** BEGIN Supplied data **

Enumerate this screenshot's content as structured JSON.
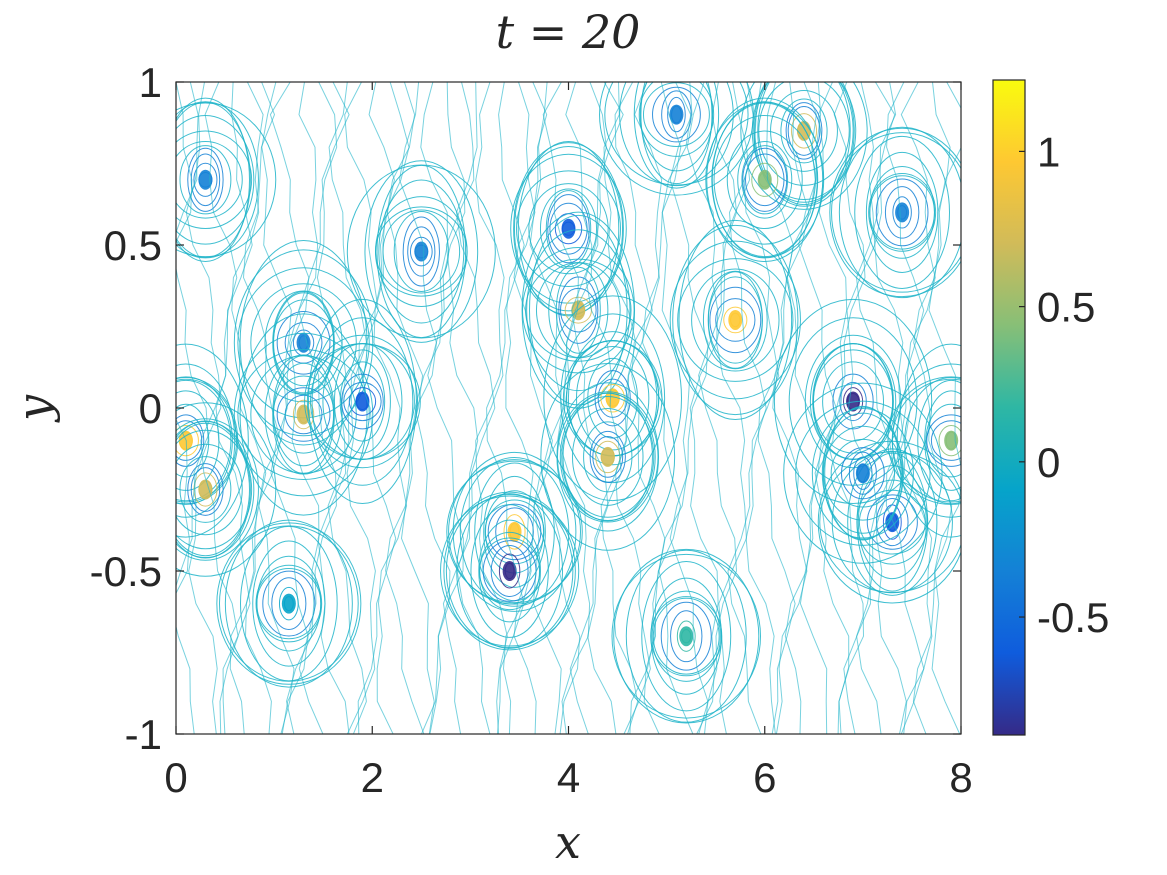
{
  "chart_data": {
    "type": "heatmap",
    "title": "t = 20",
    "xlabel": "x",
    "ylabel": "y",
    "xlim": [
      0,
      8
    ],
    "ylim": [
      -1,
      1
    ],
    "x_ticks": [
      0,
      2,
      4,
      6,
      8
    ],
    "y_ticks": [
      -1,
      -0.5,
      0,
      0.5,
      1
    ],
    "x_tick_labels": [
      "0",
      "2",
      "4",
      "6",
      "8"
    ],
    "y_tick_labels": [
      "-1",
      "-0.5",
      "0",
      "0.5",
      "1"
    ],
    "colorbar": {
      "colormap": "parula",
      "range": [
        -0.88,
        1.23
      ],
      "ticks": [
        -0.5,
        0,
        0.5,
        1
      ],
      "tick_labels": [
        "-0.5",
        "0",
        "0.5",
        "1"
      ]
    },
    "plot_style": "contour lines",
    "grid": false
  },
  "colors": {
    "axis": "#262626",
    "contour_base": "#1fb4c9",
    "parula_stops": [
      "#352a87",
      "#0f5cdd",
      "#1481d6",
      "#06a4ca",
      "#2eb7a4",
      "#87bf77",
      "#d1bb59",
      "#fec832",
      "#f9fb0e"
    ]
  }
}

** END Supplied data **

== Directions for this task ==
Leave out the pictures and give the listing above again exactly.

== Task result ==
Enumerate this screenshot's content as structured JSON.
{
  "chart_data": {
    "type": "heatmap",
    "title": "t = 20",
    "xlabel": "x",
    "ylabel": "y",
    "xlim": [
      0,
      8
    ],
    "ylim": [
      -1,
      1
    ],
    "x_ticks": [
      0,
      2,
      4,
      6,
      8
    ],
    "y_ticks": [
      -1,
      -0.5,
      0,
      0.5,
      1
    ],
    "x_tick_labels": [
      "0",
      "2",
      "4",
      "6",
      "8"
    ],
    "y_tick_labels": [
      "-1",
      "-0.5",
      "0",
      "0.5",
      "1"
    ],
    "colorbar": {
      "colormap": "parula",
      "range": [
        -0.88,
        1.23
      ],
      "ticks": [
        -0.5,
        0,
        0.5,
        1
      ],
      "tick_labels": [
        "-0.5",
        "0",
        "0.5",
        "1"
      ]
    },
    "plot_style": "contour lines",
    "grid": false
  },
  "colors": {
    "axis": "#262626",
    "contour_base": "#1fb4c9",
    "parula_stops": [
      "#352a87",
      "#0f5cdd",
      "#1481d6",
      "#06a4ca",
      "#2eb7a4",
      "#87bf77",
      "#d1bb59",
      "#fec832",
      "#f9fb0e"
    ]
  }
}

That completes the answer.